SUPPLIED INFORMATION »
┌──
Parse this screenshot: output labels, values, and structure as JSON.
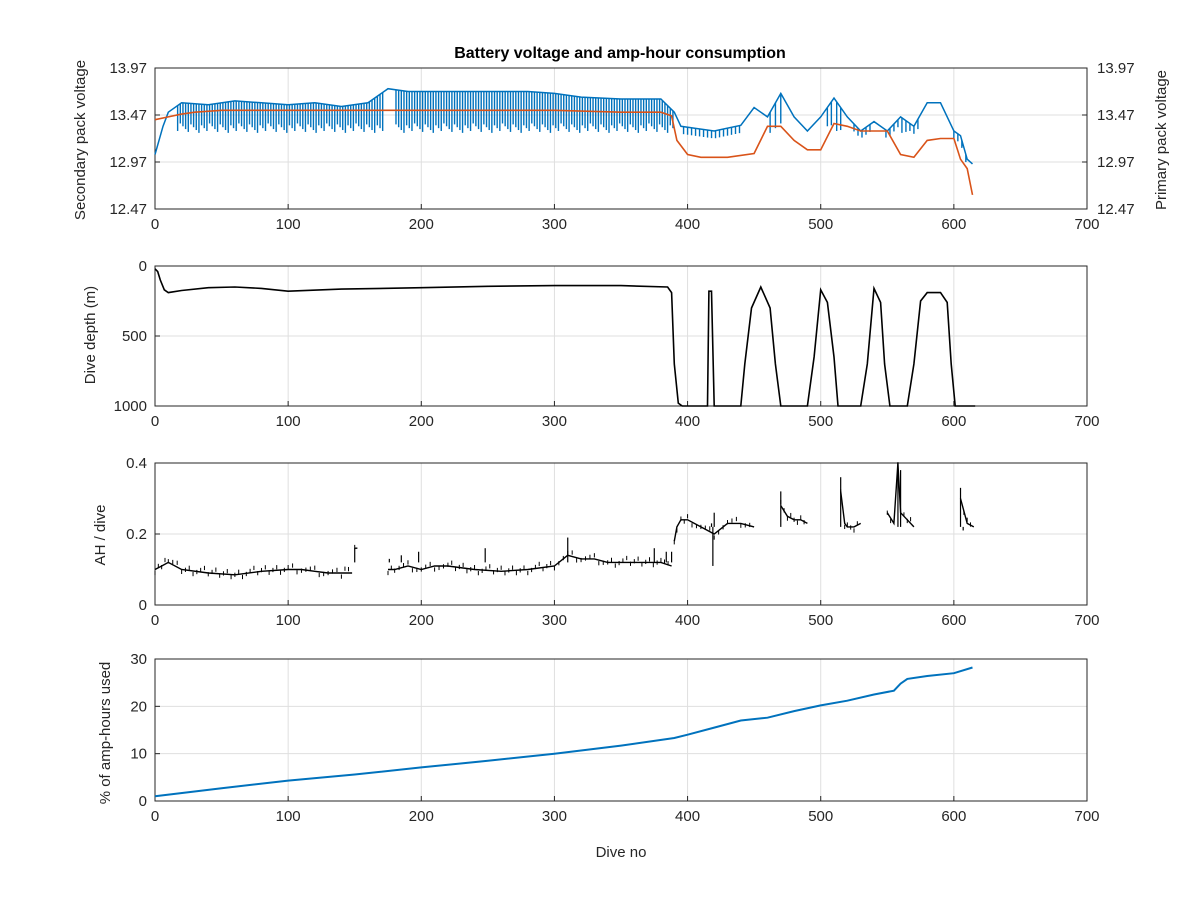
{
  "chart_data": [
    {
      "type": "line",
      "title": "Battery voltage and amp-hour consumption",
      "xlabel": "",
      "ylabel_left": "Secondary pack voltage",
      "ylabel_right": "Primary pack voltage",
      "xlim": [
        0,
        700
      ],
      "ylim": [
        12.47,
        13.97
      ],
      "x_ticks": [
        "0",
        "100",
        "200",
        "300",
        "400",
        "500",
        "600",
        "700"
      ],
      "y_ticks_left": [
        "12.47",
        "12.97",
        "13.47",
        "13.97"
      ],
      "y_ticks_right": [
        "12.47",
        "12.97",
        "13.47",
        "13.97"
      ],
      "grid": true,
      "series": [
        {
          "name": "Secondary pack voltage",
          "axis": "left",
          "color": "#0072BD",
          "x": [
            0,
            3,
            6,
            10,
            20,
            40,
            60,
            80,
            100,
            120,
            140,
            160,
            175,
            190,
            220,
            250,
            280,
            300,
            320,
            350,
            380,
            390,
            395,
            420,
            440,
            450,
            460,
            470,
            480,
            490,
            500,
            510,
            520,
            530,
            540,
            550,
            560,
            570,
            580,
            590,
            600,
            605,
            610,
            614
          ],
          "values": [
            13.05,
            13.2,
            13.35,
            13.5,
            13.6,
            13.58,
            13.62,
            13.6,
            13.58,
            13.6,
            13.56,
            13.6,
            13.75,
            13.72,
            13.72,
            13.72,
            13.72,
            13.7,
            13.66,
            13.64,
            13.64,
            13.5,
            13.35,
            13.3,
            13.36,
            13.55,
            13.45,
            13.7,
            13.45,
            13.3,
            13.45,
            13.65,
            13.45,
            13.3,
            13.4,
            13.3,
            13.45,
            13.35,
            13.6,
            13.6,
            13.3,
            13.25,
            13.0,
            12.95
          ],
          "noise_markers": [
            17,
            19,
            21,
            23,
            25,
            27,
            29,
            31,
            33,
            35,
            37,
            39,
            41,
            43,
            45,
            47,
            49,
            51,
            53,
            55,
            57,
            59,
            61,
            63,
            65,
            67,
            69,
            71,
            73,
            75,
            77,
            79,
            81,
            83,
            85,
            87,
            89,
            91,
            93,
            95,
            97,
            99,
            101,
            103,
            105,
            107,
            109,
            111,
            113,
            115,
            117,
            119,
            121,
            123,
            125,
            127,
            129,
            131,
            133,
            135,
            137,
            139,
            141,
            143,
            145,
            147,
            149,
            151,
            153,
            155,
            157,
            159,
            161,
            163,
            165,
            167,
            169,
            171,
            181,
            183,
            185,
            187,
            189,
            191,
            193,
            195,
            197,
            199,
            201,
            203,
            205,
            207,
            209,
            211,
            213,
            215,
            217,
            219,
            221,
            223,
            225,
            227,
            229,
            231,
            233,
            235,
            237,
            239,
            241,
            243,
            245,
            247,
            249,
            251,
            253,
            255,
            257,
            259,
            261,
            263,
            265,
            267,
            269,
            271,
            273,
            275,
            277,
            279,
            281,
            283,
            285,
            287,
            289,
            291,
            293,
            295,
            297,
            299,
            301,
            303,
            305,
            307,
            309,
            311,
            313,
            315,
            317,
            319,
            321,
            323,
            325,
            327,
            329,
            331,
            333,
            335,
            337,
            339,
            341,
            343,
            345,
            347,
            349,
            351,
            353,
            355,
            357,
            359,
            361,
            363,
            365,
            367,
            369,
            371,
            373,
            375,
            377,
            379,
            381,
            383,
            385,
            387,
            389,
            397,
            400,
            403,
            406,
            409,
            412,
            415,
            418,
            421,
            424,
            427,
            430,
            433,
            436,
            439,
            462,
            466,
            470,
            505,
            508,
            512,
            515,
            525,
            528,
            531,
            534,
            537,
            549,
            552,
            555,
            558,
            561,
            564,
            567,
            570,
            573,
            600,
            603,
            606,
            609
          ],
          "noise_low": 13.28
        },
        {
          "name": "Primary pack voltage",
          "axis": "right",
          "color": "#D95319",
          "x": [
            0,
            10,
            20,
            30,
            50,
            100,
            150,
            200,
            250,
            300,
            350,
            380,
            388,
            392,
            400,
            410,
            430,
            450,
            460,
            470,
            480,
            490,
            500,
            510,
            520,
            530,
            540,
            550,
            560,
            570,
            580,
            590,
            600,
            605,
            610,
            614
          ],
          "values": [
            13.42,
            13.45,
            13.48,
            13.5,
            13.52,
            13.52,
            13.52,
            13.52,
            13.52,
            13.52,
            13.5,
            13.5,
            13.46,
            13.2,
            13.05,
            13.02,
            13.02,
            13.06,
            13.35,
            13.35,
            13.2,
            13.1,
            13.1,
            13.38,
            13.35,
            13.3,
            13.3,
            13.3,
            13.05,
            13.02,
            13.2,
            13.22,
            13.22,
            13.0,
            12.9,
            12.62
          ]
        }
      ]
    },
    {
      "type": "line",
      "title": "",
      "xlabel": "",
      "ylabel": "Dive depth (m)",
      "xlim": [
        0,
        700
      ],
      "ylim": [
        0,
        1000
      ],
      "y_reversed": true,
      "x_ticks": [
        "0",
        "100",
        "200",
        "300",
        "400",
        "500",
        "600",
        "700"
      ],
      "y_ticks": [
        "0",
        "500",
        "1000"
      ],
      "grid": true,
      "series": [
        {
          "name": "Dive depth",
          "color": "#000000",
          "x": [
            0,
            2,
            4,
            7,
            10,
            20,
            40,
            60,
            80,
            100,
            140,
            200,
            250,
            300,
            350,
            385,
            388,
            390,
            393,
            396,
            400,
            415,
            416,
            418,
            420,
            421,
            440,
            443,
            448,
            455,
            462,
            466,
            470,
            480,
            490,
            495,
            500,
            505,
            510,
            513,
            517,
            520,
            530,
            535,
            540,
            545,
            548,
            552,
            565,
            570,
            575,
            580,
            590,
            595,
            598,
            601,
            608,
            616
          ],
          "values": [
            20,
            40,
            100,
            170,
            190,
            175,
            155,
            150,
            160,
            180,
            165,
            155,
            145,
            140,
            140,
            150,
            190,
            700,
            980,
            1000,
            1000,
            1000,
            180,
            180,
            1000,
            1000,
            1000,
            700,
            300,
            150,
            300,
            700,
            1000,
            1000,
            1000,
            650,
            170,
            260,
            650,
            1000,
            1000,
            1000,
            1000,
            700,
            160,
            260,
            700,
            1000,
            1000,
            700,
            250,
            190,
            190,
            260,
            700,
            1000,
            1000,
            1000
          ]
        }
      ]
    },
    {
      "type": "line",
      "title": "",
      "xlabel": "",
      "ylabel": "AH / dive",
      "xlim": [
        0,
        700
      ],
      "ylim": [
        0,
        0.4
      ],
      "x_ticks": [
        "0",
        "100",
        "200",
        "300",
        "400",
        "500",
        "600",
        "700"
      ],
      "y_ticks": [
        "0",
        "0.2",
        "0.4"
      ],
      "grid": true,
      "series": [
        {
          "name": "AH per dive",
          "color": "#000000",
          "segments": [
            {
              "x": [
                0,
                5,
                10,
                20,
                40,
                60,
                80,
                100,
                110,
                120,
                130,
                140,
                148
              ],
              "values": [
                0.1,
                0.11,
                0.12,
                0.1,
                0.09,
                0.085,
                0.095,
                0.1,
                0.1,
                0.095,
                0.09,
                0.09,
                0.09
              ]
            },
            {
              "x": [
                150,
                152
              ],
              "values": [
                0.16,
                0.16
              ]
            },
            {
              "x": [
                175,
                180,
                190,
                200,
                210,
                220,
                240,
                260,
                280,
                300,
                310,
                320,
                330,
                340,
                360,
                380,
                388
              ],
              "values": [
                0.1,
                0.1,
                0.11,
                0.1,
                0.11,
                0.11,
                0.1,
                0.095,
                0.1,
                0.11,
                0.14,
                0.13,
                0.13,
                0.12,
                0.12,
                0.12,
                0.11
              ]
            },
            {
              "x": [
                390,
                392,
                395,
                400,
                410,
                420,
                430,
                440,
                450
              ],
              "values": [
                0.18,
                0.22,
                0.24,
                0.24,
                0.22,
                0.2,
                0.23,
                0.23,
                0.22
              ]
            },
            {
              "x": [
                470,
                475,
                480,
                485,
                490
              ],
              "values": [
                0.28,
                0.25,
                0.24,
                0.24,
                0.23
              ]
            },
            {
              "x": [
                515,
                518,
                520,
                525,
                530
              ],
              "values": [
                0.32,
                0.23,
                0.22,
                0.22,
                0.23
              ]
            },
            {
              "x": [
                550,
                555,
                558,
                560,
                565,
                570
              ],
              "values": [
                0.26,
                0.23,
                0.4,
                0.26,
                0.24,
                0.22
              ]
            },
            {
              "x": [
                605,
                610,
                615
              ],
              "values": [
                0.3,
                0.23,
                0.22
              ]
            }
          ],
          "spikes": [
            [
              150,
              0.16
            ],
            [
              176,
              0.13
            ],
            [
              185,
              0.14
            ],
            [
              198,
              0.15
            ],
            [
              248,
              0.16
            ],
            [
              310,
              0.19
            ],
            [
              375,
              0.16
            ],
            [
              384,
              0.15
            ],
            [
              388,
              0.15
            ],
            [
              418,
              0.23
            ],
            [
              419,
              0.11
            ],
            [
              420,
              0.26
            ],
            [
              470,
              0.32
            ],
            [
              515,
              0.36
            ],
            [
              558,
              0.42
            ],
            [
              560,
              0.38
            ],
            [
              605,
              0.33
            ],
            [
              607,
              0.21
            ]
          ]
        }
      ]
    },
    {
      "type": "line",
      "title": "",
      "xlabel": "Dive no",
      "ylabel": "% of amp-hours used",
      "xlim": [
        0,
        700
      ],
      "ylim": [
        0,
        30
      ],
      "x_ticks": [
        "0",
        "100",
        "200",
        "300",
        "400",
        "500",
        "600",
        "700"
      ],
      "y_ticks": [
        "0",
        "10",
        "20",
        "30"
      ],
      "grid": true,
      "series": [
        {
          "name": "% of amp-hours used",
          "color": "#0072BD",
          "x": [
            0,
            50,
            100,
            150,
            200,
            250,
            300,
            350,
            390,
            400,
            420,
            440,
            460,
            480,
            500,
            520,
            540,
            555,
            560,
            565,
            580,
            600,
            614
          ],
          "values": [
            1,
            2.7,
            4.3,
            5.6,
            7.1,
            8.5,
            10,
            11.7,
            13.3,
            14,
            15.5,
            17,
            17.6,
            19,
            20.2,
            21.2,
            22.5,
            23.3,
            24.8,
            25.8,
            26.4,
            27,
            28.2
          ]
        }
      ]
    }
  ]
}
└──
WHAT TO PRODUCE » From the data above, copy each line that holds "Primary".

TASK RESULT »
      "ylabel_right": "Primary pack voltage",
          "name": "Primary pack voltage",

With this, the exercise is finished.